EXERCISE DESCRIPTION:
All of the lines below are to be printed again exactly; images are excluded from the output.

****

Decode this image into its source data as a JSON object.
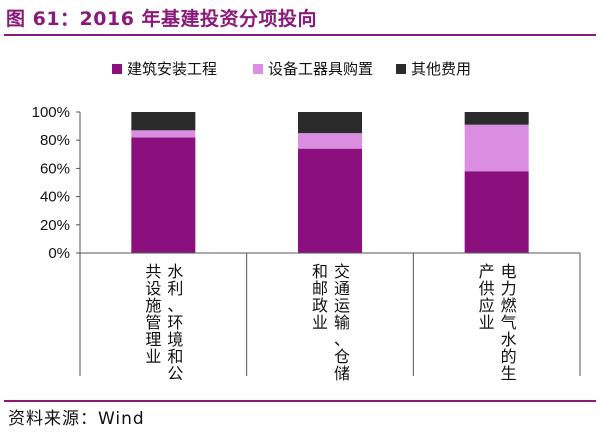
{
  "figure": {
    "title": "图 61：2016 年基建投资分项投向",
    "source": "资料来源：Wind"
  },
  "colors": {
    "brand": "#8a1a7a",
    "series": [
      "#8b0f7d",
      "#d98ee2",
      "#2b2b2b"
    ]
  },
  "chart_data": {
    "type": "bar",
    "stacked": true,
    "categories": [
      [
        "水利、环境和公",
        "共设施管理业"
      ],
      [
        "交通运输、仓储",
        "和邮政业"
      ],
      [
        "电力燃气水的生",
        "产供应业"
      ]
    ],
    "series": [
      {
        "name": "建筑安装工程",
        "values": [
          82,
          74,
          58
        ]
      },
      {
        "name": "设备工器具购置",
        "values": [
          5,
          11,
          33
        ]
      },
      {
        "name": "其他费用",
        "values": [
          13,
          15,
          9
        ]
      }
    ],
    "ylim": [
      0,
      100
    ],
    "yticks": [
      0,
      20,
      40,
      60,
      80,
      100
    ],
    "ytick_labels": [
      "0%",
      "20%",
      "40%",
      "60%",
      "80%",
      "100%"
    ],
    "legend_position": "top",
    "grid": false
  }
}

****

ANSWER TO THIS EXERCISE:
Decode this image into its source data as a JSON object.
{
  "figure": {
    "title": "图 61：2016 年基建投资分项投向",
    "source": "资料来源：Wind"
  },
  "colors": {
    "brand": "#8a1a7a",
    "series": [
      "#8b0f7d",
      "#d98ee2",
      "#2b2b2b"
    ]
  },
  "chart_data": {
    "type": "bar",
    "stacked": true,
    "categories": [
      [
        "水利、环境和公",
        "共设施管理业"
      ],
      [
        "交通运输、仓储",
        "和邮政业"
      ],
      [
        "电力燃气水的生",
        "产供应业"
      ]
    ],
    "series": [
      {
        "name": "建筑安装工程",
        "values": [
          82,
          74,
          58
        ]
      },
      {
        "name": "设备工器具购置",
        "values": [
          5,
          11,
          33
        ]
      },
      {
        "name": "其他费用",
        "values": [
          13,
          15,
          9
        ]
      }
    ],
    "ylim": [
      0,
      100
    ],
    "yticks": [
      0,
      20,
      40,
      60,
      80,
      100
    ],
    "ytick_labels": [
      "0%",
      "20%",
      "40%",
      "60%",
      "80%",
      "100%"
    ],
    "legend_position": "top",
    "grid": false
  }
}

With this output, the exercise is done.